--- GIVEN ENTRIES ---
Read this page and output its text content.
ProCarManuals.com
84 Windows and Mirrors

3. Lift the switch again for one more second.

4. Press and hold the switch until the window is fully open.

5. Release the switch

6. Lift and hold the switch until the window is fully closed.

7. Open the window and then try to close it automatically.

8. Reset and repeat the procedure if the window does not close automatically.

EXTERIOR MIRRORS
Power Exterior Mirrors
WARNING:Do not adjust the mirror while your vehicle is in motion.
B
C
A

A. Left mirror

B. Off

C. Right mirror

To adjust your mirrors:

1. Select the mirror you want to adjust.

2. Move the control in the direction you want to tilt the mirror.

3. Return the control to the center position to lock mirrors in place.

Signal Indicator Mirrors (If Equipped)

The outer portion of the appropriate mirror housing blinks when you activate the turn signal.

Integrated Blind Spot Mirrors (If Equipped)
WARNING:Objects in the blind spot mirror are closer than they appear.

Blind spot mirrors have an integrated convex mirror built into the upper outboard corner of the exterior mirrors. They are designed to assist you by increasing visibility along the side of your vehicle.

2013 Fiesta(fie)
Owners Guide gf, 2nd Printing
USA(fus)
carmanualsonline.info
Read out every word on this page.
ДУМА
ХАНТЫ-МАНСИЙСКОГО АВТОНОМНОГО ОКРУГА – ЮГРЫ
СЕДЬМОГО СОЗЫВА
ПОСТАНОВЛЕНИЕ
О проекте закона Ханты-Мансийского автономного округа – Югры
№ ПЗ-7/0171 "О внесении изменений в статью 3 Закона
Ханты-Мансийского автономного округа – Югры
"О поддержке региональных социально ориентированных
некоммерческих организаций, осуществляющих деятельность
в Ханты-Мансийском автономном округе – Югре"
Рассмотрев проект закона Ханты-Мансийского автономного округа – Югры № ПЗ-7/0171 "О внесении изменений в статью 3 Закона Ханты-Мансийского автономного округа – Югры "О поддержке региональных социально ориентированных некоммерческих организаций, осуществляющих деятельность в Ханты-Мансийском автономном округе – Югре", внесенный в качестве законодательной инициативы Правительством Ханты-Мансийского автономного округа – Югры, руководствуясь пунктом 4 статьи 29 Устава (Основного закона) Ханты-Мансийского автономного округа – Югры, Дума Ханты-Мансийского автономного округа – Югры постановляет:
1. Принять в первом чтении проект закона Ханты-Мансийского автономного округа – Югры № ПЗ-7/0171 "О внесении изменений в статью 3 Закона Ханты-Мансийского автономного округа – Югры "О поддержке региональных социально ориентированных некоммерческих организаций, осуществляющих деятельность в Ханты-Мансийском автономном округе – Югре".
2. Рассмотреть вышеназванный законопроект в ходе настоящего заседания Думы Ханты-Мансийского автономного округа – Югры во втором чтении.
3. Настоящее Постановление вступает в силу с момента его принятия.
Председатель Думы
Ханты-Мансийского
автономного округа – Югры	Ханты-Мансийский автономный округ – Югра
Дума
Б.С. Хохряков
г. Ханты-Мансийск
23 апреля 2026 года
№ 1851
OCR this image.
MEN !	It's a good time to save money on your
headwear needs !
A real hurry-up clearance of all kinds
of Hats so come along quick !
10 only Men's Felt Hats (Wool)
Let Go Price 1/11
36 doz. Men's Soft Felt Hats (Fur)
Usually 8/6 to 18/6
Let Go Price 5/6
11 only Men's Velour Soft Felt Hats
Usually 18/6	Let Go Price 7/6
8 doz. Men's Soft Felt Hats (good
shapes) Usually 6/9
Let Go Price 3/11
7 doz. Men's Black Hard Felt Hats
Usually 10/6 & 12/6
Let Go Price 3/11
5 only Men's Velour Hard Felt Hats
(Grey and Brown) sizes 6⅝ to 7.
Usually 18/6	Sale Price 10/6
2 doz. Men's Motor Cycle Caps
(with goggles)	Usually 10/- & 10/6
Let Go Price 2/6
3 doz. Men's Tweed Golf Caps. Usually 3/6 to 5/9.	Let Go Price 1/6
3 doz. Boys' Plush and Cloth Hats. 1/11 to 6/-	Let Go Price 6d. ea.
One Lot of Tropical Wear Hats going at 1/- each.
---
● TASK
Type out all of the material again, word for word.

● EXERCISE ANSWER
Read this page and output its text content.
ProCarManuals.com
84 Windows and Mirrors

3. Lift the switch again for one more second.

4. Press and hold the switch until the window is fully open.

5. Release the switch

6. Lift and hold the switch until the window is fully closed.

7. Open the window and then try to close it automatically.

8. Reset and repeat the procedure if the window does not close automatically.

EXTERIOR MIRRORS
Power Exterior Mirrors
WARNING:Do not adjust the mirror while your vehicle is in motion.
B
C
A

A. Left mirror

B. Off

C. Right mirror

To adjust your mirrors:

1. Select the mirror you want to adjust.

2. Move the control in the direction you want to tilt the mirror.

3. Return the control to the center position to lock mirrors in place.

Signal Indicator Mirrors (If Equipped)

The outer portion of the appropriate mirror housing blinks when you activate the turn signal.

Integrated Blind Spot Mirrors (If Equipped)
WARNING:Objects in the blind spot mirror are closer than they appear.

Blind spot mirrors have an integrated convex mirror built into the upper outboard corner of the exterior mirrors. They are designed to assist you by increasing visibility along the side of your vehicle.

2013 Fiesta(fie)
Owners Guide gf, 2nd Printing
USA(fus)
carmanualsonline.info
Read out every word on this page.
ДУМА
ХАНТЫ-МАНСИЙСКОГО АВТОНОМНОГО ОКРУГА – ЮГРЫ
СЕДЬМОГО СОЗЫВА
ПОСТАНОВЛЕНИЕ
О проекте закона Ханты-Мансийского автономного округа – Югры
№ ПЗ-7/0171 "О внесении изменений в статью 3 Закона
Ханты-Мансийского автономного округа – Югры
"О поддержке региональных социально ориентированных
некоммерческих организаций, осуществляющих деятельность
в Ханты-Мансийском автономном округе – Югре"
Рассмотрев проект закона Ханты-Мансийского автономного округа – Югры № ПЗ-7/0171 "О внесении изменений в статью 3 Закона Ханты-Мансийского автономного округа – Югры "О поддержке региональных социально ориентированных некоммерческих организаций, осуществляющих деятельность в Ханты-Мансийском автономном округе – Югре", внесенный в качестве законодательной инициативы Правительством Ханты-Мансийского автономного округа – Югры, руководствуясь пунктом 4 статьи 29 Устава (Основного закона) Ханты-Мансийского автономного округа – Югры, Дума Ханты-Мансийского автономного округа – Югры постановляет:
1. Принять в первом чтении проект закона Ханты-Мансийского автономного округа – Югры № ПЗ-7/0171 "О внесении изменений в статью 3 Закона Ханты-Мансийского автономного округа – Югры "О поддержке региональных социально ориентированных некоммерческих организаций, осуществляющих деятельность в Ханты-Мансийском автономном округе – Югре".
2. Рассмотреть вышеназванный законопроект в ходе настоящего заседания Думы Ханты-Мансийского автономного округа – Югры во втором чтении.
3. Настоящее Постановление вступает в силу с момента его принятия.
Председатель Думы
Ханты-Мансийского
автономного округа – Югры	Ханты-Мансийский автономный округ – Югра
Дума
Б.С. Хохряков
г. Ханты-Мансийск
23 апреля 2026 года
№ 1851
OCR this image.
MEN !	It's a good time to save money on your
headwear needs !
A real hurry-up clearance of all kinds
of Hats so come along quick !
10 only Men's Felt Hats (Wool)
Let Go Price 1/11
36 doz. Men's Soft Felt Hats (Fur)
Usually 8/6 to 18/6
Let Go Price 5/6
11 only Men's Velour Soft Felt Hats
Usually 18/6	Let Go Price 7/6
8 doz. Men's Soft Felt Hats (good
shapes) Usually 6/9
Let Go Price 3/11
7 doz. Men's Black Hard Felt Hats
Usually 10/6 & 12/6
Let Go Price 3/11
5 only Men's Velour Hard Felt Hats
(Grey and Brown) sizes 6⅝ to 7.
Usually 18/6	Sale Price 10/6
2 doz. Men's Motor Cycle Caps
(with goggles)	Usually 10/- & 10/6
Let Go Price 2/6
3 doz. Men's Tweed Golf Caps. Usually 3/6 to 5/9.	Let Go Price 1/6
3 doz. Boys' Plush and Cloth Hats. 1/11 to 6/-	Let Go Price 6d. ea.
One Lot of Tropical Wear Hats going at 1/- each.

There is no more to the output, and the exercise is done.